## Provided records
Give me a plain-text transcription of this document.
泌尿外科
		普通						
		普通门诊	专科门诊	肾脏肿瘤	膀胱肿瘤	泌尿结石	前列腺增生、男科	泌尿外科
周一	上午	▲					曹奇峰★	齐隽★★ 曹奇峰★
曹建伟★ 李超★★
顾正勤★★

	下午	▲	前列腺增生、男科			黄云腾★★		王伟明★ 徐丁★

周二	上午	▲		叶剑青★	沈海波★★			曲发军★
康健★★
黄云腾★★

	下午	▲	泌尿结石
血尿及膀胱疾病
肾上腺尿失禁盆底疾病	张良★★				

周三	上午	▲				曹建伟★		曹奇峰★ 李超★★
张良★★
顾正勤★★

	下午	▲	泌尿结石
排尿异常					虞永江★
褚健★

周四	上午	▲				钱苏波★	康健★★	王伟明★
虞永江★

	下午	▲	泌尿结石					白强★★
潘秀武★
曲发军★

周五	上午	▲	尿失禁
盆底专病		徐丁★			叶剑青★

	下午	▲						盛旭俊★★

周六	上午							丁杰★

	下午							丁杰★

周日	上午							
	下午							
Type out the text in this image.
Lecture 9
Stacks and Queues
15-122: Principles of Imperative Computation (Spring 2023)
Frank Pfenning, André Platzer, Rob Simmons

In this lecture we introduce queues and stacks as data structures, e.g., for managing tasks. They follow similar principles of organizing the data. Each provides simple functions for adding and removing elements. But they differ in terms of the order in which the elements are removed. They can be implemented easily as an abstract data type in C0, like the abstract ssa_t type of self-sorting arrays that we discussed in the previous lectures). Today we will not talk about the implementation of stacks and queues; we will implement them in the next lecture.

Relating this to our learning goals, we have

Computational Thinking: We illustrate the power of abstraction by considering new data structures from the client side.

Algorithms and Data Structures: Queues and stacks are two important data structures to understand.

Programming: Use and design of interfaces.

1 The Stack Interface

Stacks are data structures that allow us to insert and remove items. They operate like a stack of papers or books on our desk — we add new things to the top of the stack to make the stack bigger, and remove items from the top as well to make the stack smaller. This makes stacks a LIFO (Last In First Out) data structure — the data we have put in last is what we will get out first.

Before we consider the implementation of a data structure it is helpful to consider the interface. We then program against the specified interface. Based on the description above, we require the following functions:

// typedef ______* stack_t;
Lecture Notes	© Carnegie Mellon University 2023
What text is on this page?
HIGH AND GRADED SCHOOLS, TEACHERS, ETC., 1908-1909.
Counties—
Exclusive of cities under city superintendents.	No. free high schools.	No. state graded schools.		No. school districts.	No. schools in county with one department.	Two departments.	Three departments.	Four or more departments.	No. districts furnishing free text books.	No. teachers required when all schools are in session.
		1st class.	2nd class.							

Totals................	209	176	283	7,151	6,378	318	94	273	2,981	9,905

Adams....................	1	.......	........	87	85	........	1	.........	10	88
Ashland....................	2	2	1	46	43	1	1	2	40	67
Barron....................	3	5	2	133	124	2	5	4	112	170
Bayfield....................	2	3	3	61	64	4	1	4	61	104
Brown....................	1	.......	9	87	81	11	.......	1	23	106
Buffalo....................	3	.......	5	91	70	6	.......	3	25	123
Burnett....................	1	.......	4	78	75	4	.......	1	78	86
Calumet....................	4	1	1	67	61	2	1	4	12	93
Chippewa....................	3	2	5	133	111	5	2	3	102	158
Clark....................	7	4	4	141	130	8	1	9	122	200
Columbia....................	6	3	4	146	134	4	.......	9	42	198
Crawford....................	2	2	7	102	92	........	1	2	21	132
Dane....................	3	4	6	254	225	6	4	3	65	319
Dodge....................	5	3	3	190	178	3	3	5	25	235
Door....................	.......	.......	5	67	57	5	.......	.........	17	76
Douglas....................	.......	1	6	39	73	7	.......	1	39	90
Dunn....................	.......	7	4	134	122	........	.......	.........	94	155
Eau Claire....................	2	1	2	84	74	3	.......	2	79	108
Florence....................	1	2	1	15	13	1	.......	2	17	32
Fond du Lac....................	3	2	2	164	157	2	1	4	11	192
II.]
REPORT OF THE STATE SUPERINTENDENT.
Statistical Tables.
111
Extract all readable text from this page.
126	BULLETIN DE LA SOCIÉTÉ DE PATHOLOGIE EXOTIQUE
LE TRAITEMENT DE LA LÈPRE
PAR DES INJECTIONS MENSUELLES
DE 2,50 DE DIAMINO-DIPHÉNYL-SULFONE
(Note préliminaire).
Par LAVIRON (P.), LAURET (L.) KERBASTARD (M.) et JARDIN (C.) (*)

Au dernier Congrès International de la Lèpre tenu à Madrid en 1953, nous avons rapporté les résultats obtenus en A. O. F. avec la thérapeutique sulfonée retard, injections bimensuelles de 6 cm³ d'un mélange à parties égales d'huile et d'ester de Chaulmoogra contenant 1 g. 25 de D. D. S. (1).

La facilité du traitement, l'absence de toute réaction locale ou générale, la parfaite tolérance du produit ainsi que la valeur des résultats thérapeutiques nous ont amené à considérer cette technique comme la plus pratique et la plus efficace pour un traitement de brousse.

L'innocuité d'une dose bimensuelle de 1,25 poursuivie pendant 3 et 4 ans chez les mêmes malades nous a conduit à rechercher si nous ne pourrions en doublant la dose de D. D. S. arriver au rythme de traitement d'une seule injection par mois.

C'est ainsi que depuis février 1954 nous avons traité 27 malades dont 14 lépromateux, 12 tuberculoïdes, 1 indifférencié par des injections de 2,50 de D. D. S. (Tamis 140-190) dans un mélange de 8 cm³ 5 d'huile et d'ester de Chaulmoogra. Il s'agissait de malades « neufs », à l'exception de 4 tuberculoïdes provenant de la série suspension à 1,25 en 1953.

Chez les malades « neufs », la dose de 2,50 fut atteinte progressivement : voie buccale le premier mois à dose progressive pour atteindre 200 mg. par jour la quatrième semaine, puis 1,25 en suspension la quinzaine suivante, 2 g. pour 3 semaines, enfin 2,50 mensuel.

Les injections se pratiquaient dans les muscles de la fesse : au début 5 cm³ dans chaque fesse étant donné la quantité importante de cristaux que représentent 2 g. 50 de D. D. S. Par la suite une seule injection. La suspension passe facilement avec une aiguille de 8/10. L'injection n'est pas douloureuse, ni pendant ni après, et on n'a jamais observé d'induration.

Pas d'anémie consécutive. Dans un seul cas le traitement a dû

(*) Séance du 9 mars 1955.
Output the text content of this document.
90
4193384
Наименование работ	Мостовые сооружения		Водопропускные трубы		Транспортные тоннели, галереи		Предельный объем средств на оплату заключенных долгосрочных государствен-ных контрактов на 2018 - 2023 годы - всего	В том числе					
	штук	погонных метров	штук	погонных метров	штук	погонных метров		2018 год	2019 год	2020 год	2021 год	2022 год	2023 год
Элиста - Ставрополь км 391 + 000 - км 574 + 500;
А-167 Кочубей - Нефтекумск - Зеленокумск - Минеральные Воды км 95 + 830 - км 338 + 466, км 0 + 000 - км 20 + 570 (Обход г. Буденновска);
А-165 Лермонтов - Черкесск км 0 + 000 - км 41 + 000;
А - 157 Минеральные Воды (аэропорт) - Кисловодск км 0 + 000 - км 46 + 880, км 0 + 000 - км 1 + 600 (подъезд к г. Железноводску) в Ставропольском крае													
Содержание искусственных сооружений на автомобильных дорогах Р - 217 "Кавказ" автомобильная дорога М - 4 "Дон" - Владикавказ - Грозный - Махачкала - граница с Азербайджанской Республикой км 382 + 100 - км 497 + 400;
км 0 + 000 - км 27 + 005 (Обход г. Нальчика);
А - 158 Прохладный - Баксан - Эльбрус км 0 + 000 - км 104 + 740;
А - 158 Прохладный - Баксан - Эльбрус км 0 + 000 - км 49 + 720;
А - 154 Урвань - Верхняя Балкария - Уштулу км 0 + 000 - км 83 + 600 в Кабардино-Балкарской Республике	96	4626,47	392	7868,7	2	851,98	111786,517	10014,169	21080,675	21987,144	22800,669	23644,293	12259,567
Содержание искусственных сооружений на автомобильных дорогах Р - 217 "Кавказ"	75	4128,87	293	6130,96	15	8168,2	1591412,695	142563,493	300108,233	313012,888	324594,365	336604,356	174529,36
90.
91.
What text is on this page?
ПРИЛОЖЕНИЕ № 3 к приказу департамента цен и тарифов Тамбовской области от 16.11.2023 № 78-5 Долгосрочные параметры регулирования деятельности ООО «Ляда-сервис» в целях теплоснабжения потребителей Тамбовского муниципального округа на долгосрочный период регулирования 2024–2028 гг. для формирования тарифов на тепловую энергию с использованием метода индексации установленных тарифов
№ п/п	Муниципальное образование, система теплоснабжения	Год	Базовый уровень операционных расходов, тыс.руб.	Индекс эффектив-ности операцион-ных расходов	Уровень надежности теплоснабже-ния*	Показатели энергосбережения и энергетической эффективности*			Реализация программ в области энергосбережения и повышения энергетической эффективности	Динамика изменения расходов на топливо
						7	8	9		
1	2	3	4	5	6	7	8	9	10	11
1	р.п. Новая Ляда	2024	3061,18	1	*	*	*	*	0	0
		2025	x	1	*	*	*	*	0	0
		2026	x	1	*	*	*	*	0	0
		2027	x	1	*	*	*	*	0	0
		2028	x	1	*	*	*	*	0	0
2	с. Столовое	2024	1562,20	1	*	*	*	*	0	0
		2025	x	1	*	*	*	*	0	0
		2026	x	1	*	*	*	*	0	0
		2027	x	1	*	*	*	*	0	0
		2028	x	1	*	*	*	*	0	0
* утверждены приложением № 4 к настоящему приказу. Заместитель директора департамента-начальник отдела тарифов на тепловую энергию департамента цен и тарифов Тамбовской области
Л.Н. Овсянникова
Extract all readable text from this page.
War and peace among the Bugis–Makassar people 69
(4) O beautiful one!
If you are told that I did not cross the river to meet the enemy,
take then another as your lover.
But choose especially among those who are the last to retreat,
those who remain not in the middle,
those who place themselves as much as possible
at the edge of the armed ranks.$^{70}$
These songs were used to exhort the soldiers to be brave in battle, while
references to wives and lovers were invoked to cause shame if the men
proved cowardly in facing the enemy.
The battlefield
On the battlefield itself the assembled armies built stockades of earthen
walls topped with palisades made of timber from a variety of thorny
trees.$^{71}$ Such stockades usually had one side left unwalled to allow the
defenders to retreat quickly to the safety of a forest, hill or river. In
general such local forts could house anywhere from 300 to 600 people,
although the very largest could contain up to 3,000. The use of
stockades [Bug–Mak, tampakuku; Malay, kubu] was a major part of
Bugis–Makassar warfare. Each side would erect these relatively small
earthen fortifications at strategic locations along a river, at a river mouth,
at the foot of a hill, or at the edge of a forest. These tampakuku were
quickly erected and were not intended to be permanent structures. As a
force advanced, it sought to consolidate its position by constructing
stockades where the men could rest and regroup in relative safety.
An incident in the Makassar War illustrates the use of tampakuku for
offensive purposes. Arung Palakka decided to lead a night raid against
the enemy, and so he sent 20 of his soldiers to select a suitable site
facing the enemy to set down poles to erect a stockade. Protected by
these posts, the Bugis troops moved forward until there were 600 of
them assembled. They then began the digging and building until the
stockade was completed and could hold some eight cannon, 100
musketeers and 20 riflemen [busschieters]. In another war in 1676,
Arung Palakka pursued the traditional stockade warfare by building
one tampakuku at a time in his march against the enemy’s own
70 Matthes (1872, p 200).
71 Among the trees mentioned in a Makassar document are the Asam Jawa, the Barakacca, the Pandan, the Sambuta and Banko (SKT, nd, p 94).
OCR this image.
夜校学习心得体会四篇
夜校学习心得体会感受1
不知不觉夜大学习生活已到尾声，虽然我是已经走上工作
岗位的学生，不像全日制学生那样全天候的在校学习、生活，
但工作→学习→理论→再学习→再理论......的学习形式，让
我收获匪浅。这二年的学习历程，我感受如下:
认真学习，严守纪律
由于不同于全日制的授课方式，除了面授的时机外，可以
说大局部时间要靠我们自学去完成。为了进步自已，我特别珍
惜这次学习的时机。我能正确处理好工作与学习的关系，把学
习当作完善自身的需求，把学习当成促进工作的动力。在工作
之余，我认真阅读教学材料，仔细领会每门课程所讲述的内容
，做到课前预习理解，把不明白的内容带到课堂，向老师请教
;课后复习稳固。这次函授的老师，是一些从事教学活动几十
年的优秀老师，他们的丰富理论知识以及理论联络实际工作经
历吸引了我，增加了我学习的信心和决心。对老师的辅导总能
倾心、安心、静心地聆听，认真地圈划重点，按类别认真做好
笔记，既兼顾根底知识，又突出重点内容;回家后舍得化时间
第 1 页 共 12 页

## Stated problem
Find the word "document" in the data and show each line that holds it.

## Exercise answer
Give me a plain-text transcription of this document.
Output the text content of this document.
71 Among the trees mentioned in a Makassar document are the Asam Jawa, the Barakacca, the Pandan, the Sambuta and Banko (SKT, nd, p 94).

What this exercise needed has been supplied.